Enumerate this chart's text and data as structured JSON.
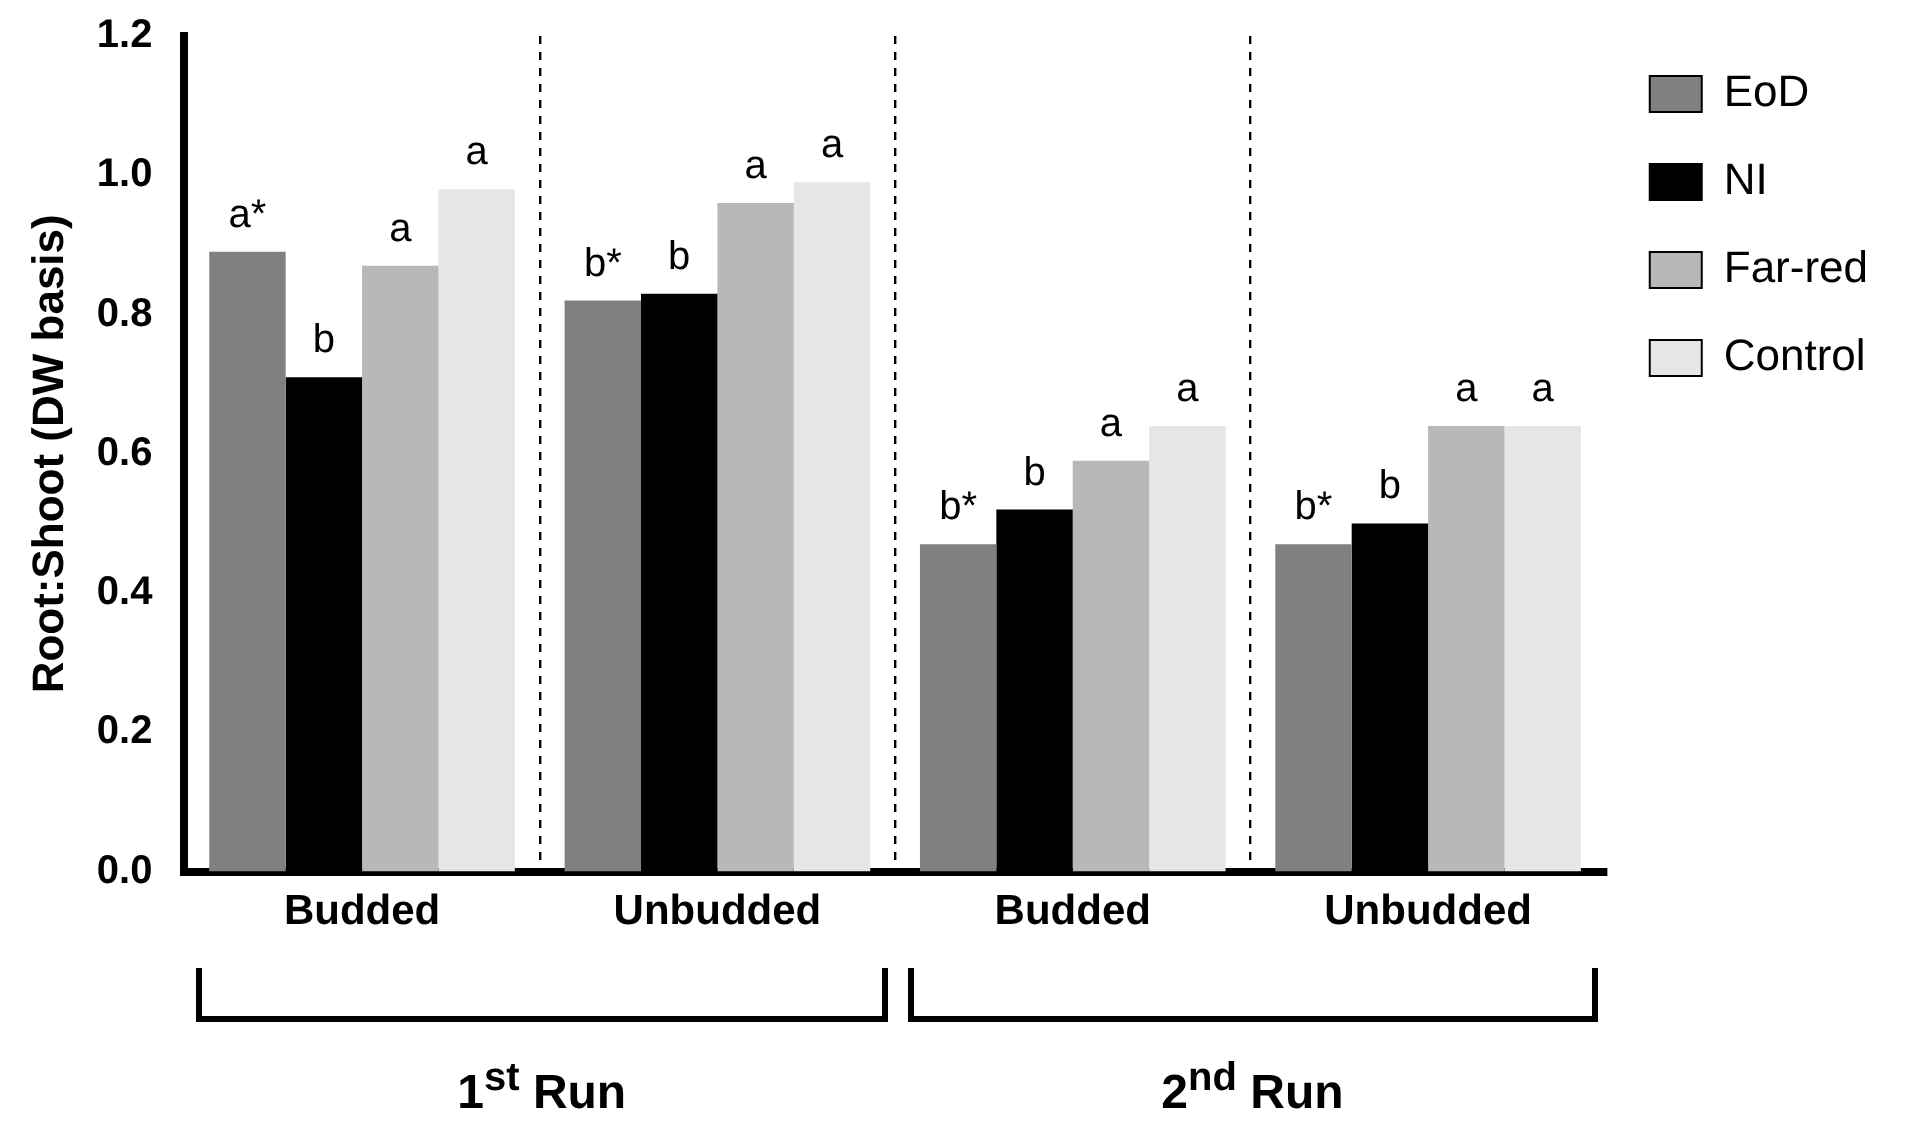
{
  "chart_data": {
    "type": "bar",
    "ylabel": "Root:Shoot (DW basis)",
    "categories": [
      "Budded",
      "Unbudded",
      "Budded",
      "Unbudded"
    ],
    "series": [
      {
        "name": "EoD",
        "color": "#808080",
        "values": [
          0.89,
          0.82,
          0.47,
          0.47
        ],
        "value_labels": [
          "a*",
          "b*",
          "b*",
          "b*"
        ]
      },
      {
        "name": "NI",
        "color": "#000000",
        "values": [
          0.71,
          0.83,
          0.52,
          0.5
        ],
        "value_labels": [
          "b",
          "b",
          "b",
          "b"
        ]
      },
      {
        "name": "Far-red",
        "color": "#b8b8b8",
        "values": [
          0.87,
          0.96,
          0.59,
          0.64
        ],
        "value_labels": [
          "a",
          "a",
          "a",
          "a"
        ]
      },
      {
        "name": "Control",
        "color": "#e6e6e6",
        "values": [
          0.98,
          0.99,
          0.64,
          0.64
        ],
        "value_labels": [
          "a",
          "a",
          "a",
          "a"
        ]
      }
    ],
    "ylim": [
      0,
      1.2
    ],
    "yticks": [
      {
        "value": 0,
        "label": "0.0"
      },
      {
        "value": 0.2,
        "label": "0.2"
      },
      {
        "value": 0.4,
        "label": "0.4"
      },
      {
        "value": 0.6,
        "label": "0.6"
      },
      {
        "value": 0.8,
        "label": "0.8"
      },
      {
        "value": 1,
        "label": "1.0"
      },
      {
        "value": 1.2,
        "label": "1.2"
      }
    ],
    "grid": "x",
    "legend": "right",
    "annotations": [
      "1$^{st}$ Run",
      "2$^{nd}$ Run"
    ]
  }
}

· · · ·

Extract the text of all the records above verbatim, excluding pictures.

▶ Output for this exercise:
Enumerate this chart's text and data as structured JSON.
{
  "chart_data": {
    "type": "bar",
    "ylabel": "Root:Shoot (DW basis)",
    "categories": [
      "Budded",
      "Unbudded",
      "Budded",
      "Unbudded"
    ],
    "series": [
      {
        "name": "EoD",
        "color": "#808080",
        "values": [
          0.89,
          0.82,
          0.47,
          0.47
        ],
        "value_labels": [
          "a*",
          "b*",
          "b*",
          "b*"
        ]
      },
      {
        "name": "NI",
        "color": "#000000",
        "values": [
          0.71,
          0.83,
          0.52,
          0.5
        ],
        "value_labels": [
          "b",
          "b",
          "b",
          "b"
        ]
      },
      {
        "name": "Far-red",
        "color": "#b8b8b8",
        "values": [
          0.87,
          0.96,
          0.59,
          0.64
        ],
        "value_labels": [
          "a",
          "a",
          "a",
          "a"
        ]
      },
      {
        "name": "Control",
        "color": "#e6e6e6",
        "values": [
          0.98,
          0.99,
          0.64,
          0.64
        ],
        "value_labels": [
          "a",
          "a",
          "a",
          "a"
        ]
      }
    ],
    "ylim": [
      0,
      1.2
    ],
    "yticks": [
      {
        "value": 0,
        "label": "0.0"
      },
      {
        "value": 0.2,
        "label": "0.2"
      },
      {
        "value": 0.4,
        "label": "0.4"
      },
      {
        "value": 0.6,
        "label": "0.6"
      },
      {
        "value": 0.8,
        "label": "0.8"
      },
      {
        "value": 1,
        "label": "1.0"
      },
      {
        "value": 1.2,
        "label": "1.2"
      }
    ],
    "grid": "x",
    "legend": "right",
    "annotations": [
      "1$^{st}$ Run",
      "2$^{nd}$ Run"
    ]
  }
}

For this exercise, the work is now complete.